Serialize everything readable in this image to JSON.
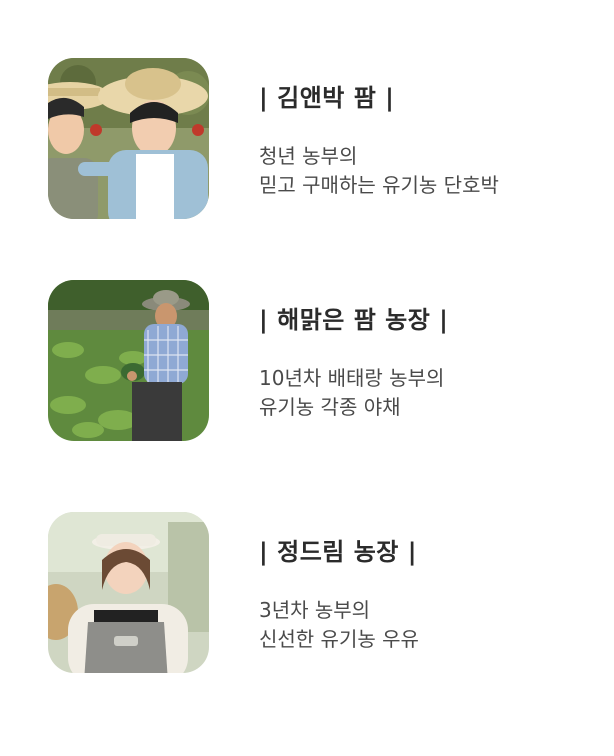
{
  "farms": [
    {
      "name": "| 김앤박 팜 |",
      "desc": [
        "청년 농부의",
        "믿고 구매하는 유기농 단호박"
      ]
    },
    {
      "name": "| 해맑은 팜 농장 |",
      "desc": [
        "10년차 배태랑 농부의",
        "유기농 각종 야채"
      ]
    },
    {
      "name": "| 정드림 농장 |",
      "desc": [
        "3년차 농부의",
        "신선한 유기농 우유"
      ]
    }
  ],
  "colors": {
    "background": "#ffffff",
    "title_text": "#2b2b2b",
    "desc_text": "#4a4a4a"
  }
}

□ □ □ □

* **Task instructions**:
Leave out the pictures and give the rest of the records again exactly.

* **Response**:
Serialize everything readable in this image to JSON.
{
  "farms": [
    {
      "name": "| 김앤박 팜 |",
      "desc": [
        "청년 농부의",
        "믿고 구매하는 유기농 단호박"
      ]
    },
    {
      "name": "| 해맑은 팜 농장 |",
      "desc": [
        "10년차 배태랑 농부의",
        "유기농 각종 야채"
      ]
    },
    {
      "name": "| 정드림 농장 |",
      "desc": [
        "3년차 농부의",
        "신선한 유기농 우유"
      ]
    }
  ],
  "colors": {
    "background": "#ffffff",
    "title_text": "#2b2b2b",
    "desc_text": "#4a4a4a"
  }
}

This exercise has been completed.